## DATA LINES
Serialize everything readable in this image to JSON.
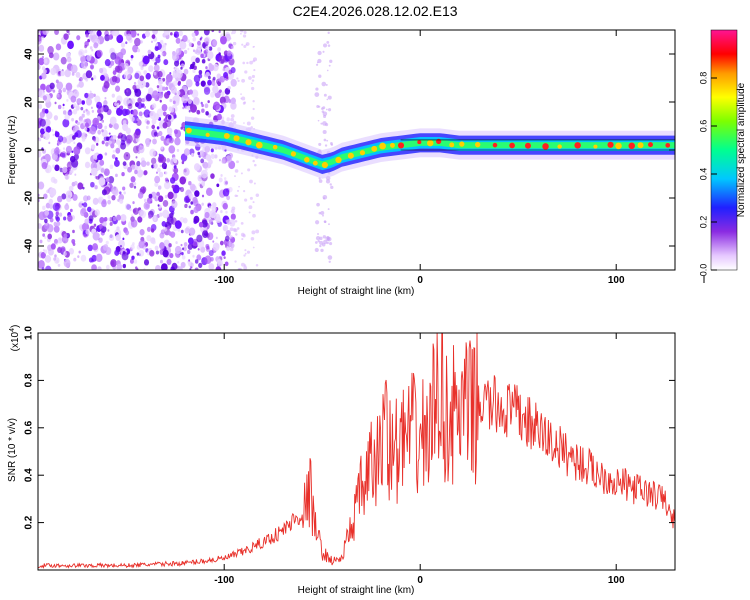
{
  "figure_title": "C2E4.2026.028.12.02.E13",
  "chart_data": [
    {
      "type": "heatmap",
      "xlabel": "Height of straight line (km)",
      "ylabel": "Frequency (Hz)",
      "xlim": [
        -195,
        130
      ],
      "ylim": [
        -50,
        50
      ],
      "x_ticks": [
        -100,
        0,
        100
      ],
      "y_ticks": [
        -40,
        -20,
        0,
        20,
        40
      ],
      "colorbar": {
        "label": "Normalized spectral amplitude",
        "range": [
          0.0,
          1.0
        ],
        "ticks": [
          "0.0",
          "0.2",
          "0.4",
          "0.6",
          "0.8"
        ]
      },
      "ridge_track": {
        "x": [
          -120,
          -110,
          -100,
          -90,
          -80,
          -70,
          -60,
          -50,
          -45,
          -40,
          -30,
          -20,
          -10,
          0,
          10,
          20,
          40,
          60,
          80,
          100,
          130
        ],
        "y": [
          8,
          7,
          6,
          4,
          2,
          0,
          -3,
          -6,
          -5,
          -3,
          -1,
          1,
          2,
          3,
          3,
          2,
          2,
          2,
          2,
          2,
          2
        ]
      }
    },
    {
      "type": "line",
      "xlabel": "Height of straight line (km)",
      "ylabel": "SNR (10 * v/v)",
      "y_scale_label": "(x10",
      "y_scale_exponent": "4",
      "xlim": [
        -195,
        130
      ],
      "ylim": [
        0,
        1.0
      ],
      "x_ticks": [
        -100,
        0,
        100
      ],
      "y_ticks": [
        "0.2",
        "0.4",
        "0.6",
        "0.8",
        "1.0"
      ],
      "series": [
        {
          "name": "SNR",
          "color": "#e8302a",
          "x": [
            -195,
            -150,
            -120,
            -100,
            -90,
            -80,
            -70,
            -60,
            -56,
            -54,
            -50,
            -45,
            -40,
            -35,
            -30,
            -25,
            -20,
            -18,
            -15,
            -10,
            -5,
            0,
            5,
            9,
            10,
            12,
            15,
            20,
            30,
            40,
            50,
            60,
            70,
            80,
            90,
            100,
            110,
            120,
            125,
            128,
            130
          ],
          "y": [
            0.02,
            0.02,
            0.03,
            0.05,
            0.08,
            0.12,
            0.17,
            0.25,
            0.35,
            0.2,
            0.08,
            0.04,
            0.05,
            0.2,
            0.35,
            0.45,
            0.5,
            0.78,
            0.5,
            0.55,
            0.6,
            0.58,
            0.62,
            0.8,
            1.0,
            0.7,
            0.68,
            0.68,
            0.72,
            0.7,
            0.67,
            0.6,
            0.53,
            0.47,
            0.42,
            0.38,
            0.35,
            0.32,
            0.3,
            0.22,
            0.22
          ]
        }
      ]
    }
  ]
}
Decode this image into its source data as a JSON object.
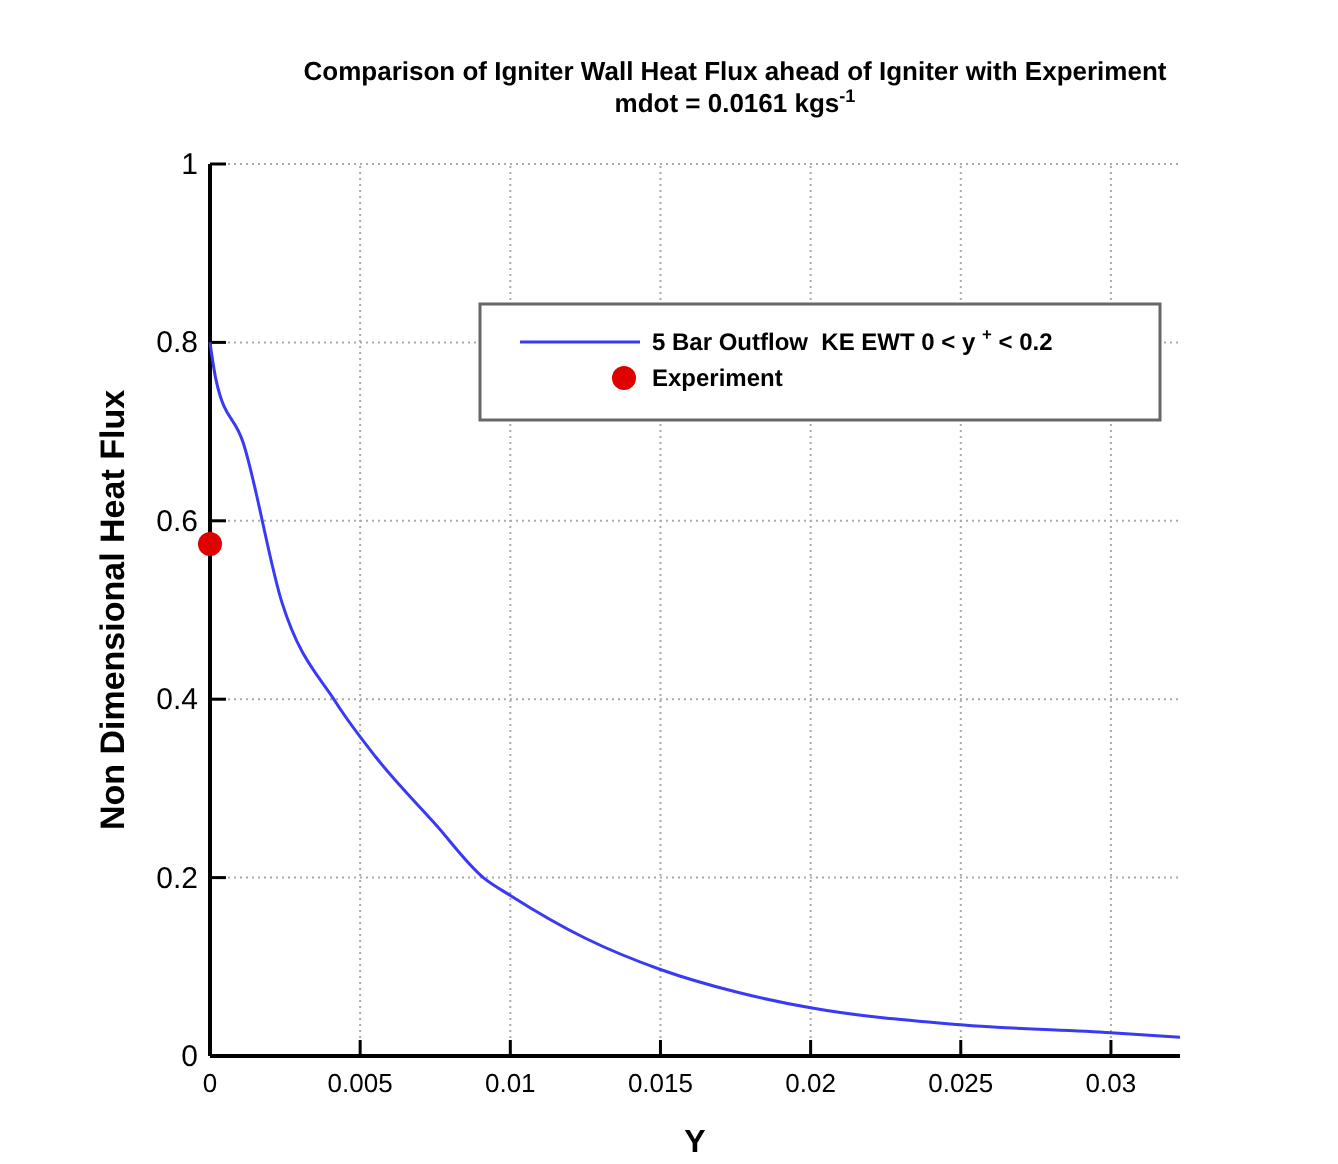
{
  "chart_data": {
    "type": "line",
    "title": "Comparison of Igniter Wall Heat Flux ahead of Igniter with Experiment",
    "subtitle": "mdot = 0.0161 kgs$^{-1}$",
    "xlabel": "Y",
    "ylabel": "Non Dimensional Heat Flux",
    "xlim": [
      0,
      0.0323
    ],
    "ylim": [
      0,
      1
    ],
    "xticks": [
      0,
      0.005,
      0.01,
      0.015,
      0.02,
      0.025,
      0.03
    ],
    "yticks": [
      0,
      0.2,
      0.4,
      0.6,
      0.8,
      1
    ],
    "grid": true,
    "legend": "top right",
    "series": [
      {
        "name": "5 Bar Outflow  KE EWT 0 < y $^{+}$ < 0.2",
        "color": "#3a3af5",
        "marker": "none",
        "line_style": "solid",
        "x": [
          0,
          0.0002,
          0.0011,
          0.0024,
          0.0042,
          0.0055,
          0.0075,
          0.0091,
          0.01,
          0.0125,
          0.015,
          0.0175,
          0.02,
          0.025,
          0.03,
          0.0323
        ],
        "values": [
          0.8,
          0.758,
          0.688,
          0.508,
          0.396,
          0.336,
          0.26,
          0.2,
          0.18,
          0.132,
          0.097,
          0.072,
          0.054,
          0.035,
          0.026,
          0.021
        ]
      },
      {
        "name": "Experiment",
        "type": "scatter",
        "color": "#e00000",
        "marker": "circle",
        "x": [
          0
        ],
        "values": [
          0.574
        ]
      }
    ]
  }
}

## REQUEST
Reproduce all entries without any change, and omit the pictures.

## REPLY
Serialize everything readable in this image to JSON.
{
  "figure_title": "C2E4.2026.028.12.02.E13",
  "chart_data": [
    {
      "type": "heatmap",
      "xlabel": "Height of straight line (km)",
      "ylabel": "Frequency (Hz)",
      "xlim": [
        -195,
        130
      ],
      "ylim": [
        -50,
        50
      ],
      "x_ticks": [
        -100,
        0,
        100
      ],
      "y_ticks": [
        -40,
        -20,
        0,
        20,
        40
      ],
      "colorbar": {
        "label": "Normalized spectral amplitude",
        "range": [
          0.0,
          1.0
        ],
        "ticks": [
          "0.0",
          "0.2",
          "0.4",
          "0.6",
          "0.8"
        ]
      },
      "ridge_track": {
        "x": [
          -120,
          -110,
          -100,
          -90,
          -80,
          -70,
          -60,
          -50,
          -45,
          -40,
          -30,
          -20,
          -10,
          0,
          10,
          20,
          40,
          60,
          80,
          100,
          130
        ],
        "y": [
          8,
          7,
          6,
          4,
          2,
          0,
          -3,
          -6,
          -5,
          -3,
          -1,
          1,
          2,
          3,
          3,
          2,
          2,
          2,
          2,
          2,
          2
        ]
      }
    },
    {
      "type": "line",
      "xlabel": "Height of straight line (km)",
      "ylabel": "SNR (10 * v/v)",
      "y_scale_label": "(x10",
      "y_scale_exponent": "4",
      "xlim": [
        -195,
        130
      ],
      "ylim": [
        0,
        1.0
      ],
      "x_ticks": [
        -100,
        0,
        100
      ],
      "y_ticks": [
        "0.2",
        "0.4",
        "0.6",
        "0.8",
        "1.0"
      ],
      "series": [
        {
          "name": "SNR",
          "color": "#e8302a",
          "x": [
            -195,
            -150,
            -120,
            -100,
            -90,
            -80,
            -70,
            -60,
            -56,
            -54,
            -50,
            -45,
            -40,
            -35,
            -30,
            -25,
            -20,
            -18,
            -15,
            -10,
            -5,
            0,
            5,
            9,
            10,
            12,
            15,
            20,
            30,
            40,
            50,
            60,
            70,
            80,
            90,
            100,
            110,
            120,
            125,
            128,
            130
          ],
          "y": [
            0.02,
            0.02,
            0.03,
            0.05,
            0.08,
            0.12,
            0.17,
            0.25,
            0.35,
            0.2,
            0.08,
            0.04,
            0.05,
            0.2,
            0.35,
            0.45,
            0.5,
            0.78,
            0.5,
            0.55,
            0.6,
            0.58,
            0.62,
            0.8,
            1.0,
            0.7,
            0.68,
            0.68,
            0.72,
            0.7,
            0.67,
            0.6,
            0.53,
            0.47,
            0.42,
            0.38,
            0.35,
            0.32,
            0.3,
            0.22,
            0.22
          ]
        }
      ]
    }
  ]
}
Decode this image into its source data as a JSON object.
{
  "chart_data": {
    "type": "line",
    "title": "Comparison of Igniter Wall Heat Flux ahead of Igniter with Experiment",
    "subtitle": "mdot = 0.0161 kgs$^{-1}$",
    "xlabel": "Y",
    "ylabel": "Non Dimensional Heat Flux",
    "xlim": [
      0,
      0.0323
    ],
    "ylim": [
      0,
      1
    ],
    "xticks": [
      0,
      0.005,
      0.01,
      0.015,
      0.02,
      0.025,
      0.03
    ],
    "yticks": [
      0,
      0.2,
      0.4,
      0.6,
      0.8,
      1
    ],
    "grid": true,
    "legend": "top right",
    "series": [
      {
        "name": "5 Bar Outflow  KE EWT 0 < y $^{+}$ < 0.2",
        "color": "#3a3af5",
        "marker": "none",
        "line_style": "solid",
        "x": [
          0,
          0.0002,
          0.0011,
          0.0024,
          0.0042,
          0.0055,
          0.0075,
          0.0091,
          0.01,
          0.0125,
          0.015,
          0.0175,
          0.02,
          0.025,
          0.03,
          0.0323
        ],
        "values": [
          0.8,
          0.758,
          0.688,
          0.508,
          0.396,
          0.336,
          0.26,
          0.2,
          0.18,
          0.132,
          0.097,
          0.072,
          0.054,
          0.035,
          0.026,
          0.021
        ]
      },
      {
        "name": "Experiment",
        "type": "scatter",
        "color": "#e00000",
        "marker": "circle",
        "x": [
          0
        ],
        "values": [
          0.574
        ]
      }
    ]
  }
}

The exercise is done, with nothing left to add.